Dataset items
===

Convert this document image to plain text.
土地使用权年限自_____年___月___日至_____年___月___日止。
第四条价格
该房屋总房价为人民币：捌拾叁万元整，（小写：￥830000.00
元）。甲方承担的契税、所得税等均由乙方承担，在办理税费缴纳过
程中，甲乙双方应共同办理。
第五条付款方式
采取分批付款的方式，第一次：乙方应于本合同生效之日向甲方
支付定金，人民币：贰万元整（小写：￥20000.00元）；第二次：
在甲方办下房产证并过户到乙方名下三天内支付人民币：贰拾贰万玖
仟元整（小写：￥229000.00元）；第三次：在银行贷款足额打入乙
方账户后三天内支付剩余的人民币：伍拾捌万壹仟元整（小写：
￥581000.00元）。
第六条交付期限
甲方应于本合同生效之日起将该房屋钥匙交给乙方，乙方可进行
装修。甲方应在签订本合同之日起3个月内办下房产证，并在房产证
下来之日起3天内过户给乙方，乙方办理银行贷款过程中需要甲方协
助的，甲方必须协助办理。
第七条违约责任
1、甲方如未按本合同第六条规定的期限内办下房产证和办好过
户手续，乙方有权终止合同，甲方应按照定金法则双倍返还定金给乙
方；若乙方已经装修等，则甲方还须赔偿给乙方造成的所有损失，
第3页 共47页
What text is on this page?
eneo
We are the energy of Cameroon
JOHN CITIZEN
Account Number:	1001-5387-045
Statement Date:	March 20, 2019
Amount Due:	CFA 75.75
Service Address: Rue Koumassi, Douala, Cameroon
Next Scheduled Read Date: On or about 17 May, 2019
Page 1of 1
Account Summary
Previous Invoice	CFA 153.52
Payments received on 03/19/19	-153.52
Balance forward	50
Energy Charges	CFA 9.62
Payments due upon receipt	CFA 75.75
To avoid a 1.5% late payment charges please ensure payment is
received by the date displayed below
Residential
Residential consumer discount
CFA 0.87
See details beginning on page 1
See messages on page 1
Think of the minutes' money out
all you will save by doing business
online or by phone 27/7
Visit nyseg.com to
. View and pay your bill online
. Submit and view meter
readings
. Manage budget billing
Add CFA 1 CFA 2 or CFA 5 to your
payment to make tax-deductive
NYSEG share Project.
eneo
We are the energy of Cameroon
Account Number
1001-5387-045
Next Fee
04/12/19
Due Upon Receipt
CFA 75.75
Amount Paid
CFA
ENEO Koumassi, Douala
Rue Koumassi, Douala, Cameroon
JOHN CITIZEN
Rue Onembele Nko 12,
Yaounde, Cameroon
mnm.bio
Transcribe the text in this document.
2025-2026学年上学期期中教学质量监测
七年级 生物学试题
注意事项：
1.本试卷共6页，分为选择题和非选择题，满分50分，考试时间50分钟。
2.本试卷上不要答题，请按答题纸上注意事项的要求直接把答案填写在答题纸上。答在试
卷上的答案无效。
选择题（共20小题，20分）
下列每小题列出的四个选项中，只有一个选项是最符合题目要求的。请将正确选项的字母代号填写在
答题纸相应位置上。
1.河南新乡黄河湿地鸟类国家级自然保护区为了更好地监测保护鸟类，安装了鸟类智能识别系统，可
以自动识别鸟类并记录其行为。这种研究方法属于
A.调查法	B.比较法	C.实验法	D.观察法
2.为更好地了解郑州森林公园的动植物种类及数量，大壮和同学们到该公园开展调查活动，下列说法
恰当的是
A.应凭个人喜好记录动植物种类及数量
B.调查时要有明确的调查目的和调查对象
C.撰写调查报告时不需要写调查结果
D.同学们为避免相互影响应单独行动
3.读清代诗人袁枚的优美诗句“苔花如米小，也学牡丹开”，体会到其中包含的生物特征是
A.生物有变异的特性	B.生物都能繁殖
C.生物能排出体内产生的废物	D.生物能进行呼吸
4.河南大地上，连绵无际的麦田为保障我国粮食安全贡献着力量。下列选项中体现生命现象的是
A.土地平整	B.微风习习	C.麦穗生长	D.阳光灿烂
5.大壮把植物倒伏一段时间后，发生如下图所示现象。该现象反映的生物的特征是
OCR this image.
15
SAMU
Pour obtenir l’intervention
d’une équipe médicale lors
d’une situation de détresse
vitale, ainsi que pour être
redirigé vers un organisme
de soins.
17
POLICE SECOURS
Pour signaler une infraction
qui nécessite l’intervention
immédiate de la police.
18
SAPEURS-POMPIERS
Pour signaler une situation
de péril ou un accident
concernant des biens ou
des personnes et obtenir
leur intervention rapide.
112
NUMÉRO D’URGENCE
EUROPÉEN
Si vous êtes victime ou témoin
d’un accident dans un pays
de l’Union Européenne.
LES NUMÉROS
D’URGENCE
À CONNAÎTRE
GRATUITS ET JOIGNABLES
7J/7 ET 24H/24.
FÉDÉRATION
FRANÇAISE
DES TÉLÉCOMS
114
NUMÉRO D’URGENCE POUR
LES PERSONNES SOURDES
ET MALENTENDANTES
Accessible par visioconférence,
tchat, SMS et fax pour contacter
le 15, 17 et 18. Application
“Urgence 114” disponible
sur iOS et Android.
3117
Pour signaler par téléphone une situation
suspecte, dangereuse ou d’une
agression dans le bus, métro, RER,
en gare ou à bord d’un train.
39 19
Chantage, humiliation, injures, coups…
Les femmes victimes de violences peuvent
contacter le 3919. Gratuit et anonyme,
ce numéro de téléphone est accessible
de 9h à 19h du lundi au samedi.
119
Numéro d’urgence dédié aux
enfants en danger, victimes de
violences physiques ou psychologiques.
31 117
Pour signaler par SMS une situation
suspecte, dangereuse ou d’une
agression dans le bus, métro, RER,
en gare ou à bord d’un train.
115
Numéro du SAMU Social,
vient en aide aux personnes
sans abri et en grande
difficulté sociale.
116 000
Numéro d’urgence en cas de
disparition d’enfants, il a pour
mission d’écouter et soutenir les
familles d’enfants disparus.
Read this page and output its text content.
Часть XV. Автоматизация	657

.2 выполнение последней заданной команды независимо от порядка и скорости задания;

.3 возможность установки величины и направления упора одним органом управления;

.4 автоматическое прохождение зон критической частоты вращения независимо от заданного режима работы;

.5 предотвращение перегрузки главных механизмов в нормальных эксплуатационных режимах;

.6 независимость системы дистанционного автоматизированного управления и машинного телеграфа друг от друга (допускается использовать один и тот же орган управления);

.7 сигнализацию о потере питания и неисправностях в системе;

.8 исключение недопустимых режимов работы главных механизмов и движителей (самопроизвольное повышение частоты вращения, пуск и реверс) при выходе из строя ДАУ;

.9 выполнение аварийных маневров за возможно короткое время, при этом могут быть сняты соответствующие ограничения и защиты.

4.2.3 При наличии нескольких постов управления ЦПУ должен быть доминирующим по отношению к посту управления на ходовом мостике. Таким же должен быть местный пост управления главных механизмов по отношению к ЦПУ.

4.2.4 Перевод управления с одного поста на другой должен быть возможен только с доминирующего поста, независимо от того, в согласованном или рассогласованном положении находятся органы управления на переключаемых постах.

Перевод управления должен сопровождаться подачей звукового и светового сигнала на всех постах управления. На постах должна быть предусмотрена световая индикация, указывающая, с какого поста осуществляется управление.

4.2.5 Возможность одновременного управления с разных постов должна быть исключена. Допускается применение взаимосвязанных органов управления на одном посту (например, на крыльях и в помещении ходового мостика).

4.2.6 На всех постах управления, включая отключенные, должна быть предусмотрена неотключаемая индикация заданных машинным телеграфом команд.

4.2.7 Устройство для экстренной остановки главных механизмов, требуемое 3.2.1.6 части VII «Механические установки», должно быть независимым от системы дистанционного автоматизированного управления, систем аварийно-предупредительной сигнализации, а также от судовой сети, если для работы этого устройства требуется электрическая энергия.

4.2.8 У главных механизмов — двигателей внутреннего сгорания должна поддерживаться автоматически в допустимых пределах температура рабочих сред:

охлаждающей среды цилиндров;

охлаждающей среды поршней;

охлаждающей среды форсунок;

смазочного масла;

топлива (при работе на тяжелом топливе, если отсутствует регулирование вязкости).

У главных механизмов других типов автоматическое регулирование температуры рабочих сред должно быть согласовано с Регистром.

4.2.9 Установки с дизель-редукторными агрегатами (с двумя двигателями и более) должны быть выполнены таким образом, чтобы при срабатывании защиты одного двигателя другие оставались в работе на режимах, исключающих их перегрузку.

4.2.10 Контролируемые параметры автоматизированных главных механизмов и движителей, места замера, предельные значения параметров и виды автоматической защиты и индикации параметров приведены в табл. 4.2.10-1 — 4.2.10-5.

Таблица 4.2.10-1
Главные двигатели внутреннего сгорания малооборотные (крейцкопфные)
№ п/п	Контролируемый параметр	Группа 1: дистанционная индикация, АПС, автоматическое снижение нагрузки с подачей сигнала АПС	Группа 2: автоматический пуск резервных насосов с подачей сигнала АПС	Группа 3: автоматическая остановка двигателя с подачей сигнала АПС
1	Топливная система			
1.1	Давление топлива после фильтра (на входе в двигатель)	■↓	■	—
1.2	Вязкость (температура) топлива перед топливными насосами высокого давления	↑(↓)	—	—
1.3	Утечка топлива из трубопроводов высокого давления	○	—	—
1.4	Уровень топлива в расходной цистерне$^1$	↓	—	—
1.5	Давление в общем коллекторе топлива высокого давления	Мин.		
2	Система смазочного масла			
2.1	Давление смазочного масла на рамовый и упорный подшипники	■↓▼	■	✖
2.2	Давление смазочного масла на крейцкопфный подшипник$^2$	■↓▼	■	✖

===

**WHAT TO PRODUCE**
Say how many lines in the entries contain the string "Koumassi", and leave out everything else.

**WORKED SOLUTION**
3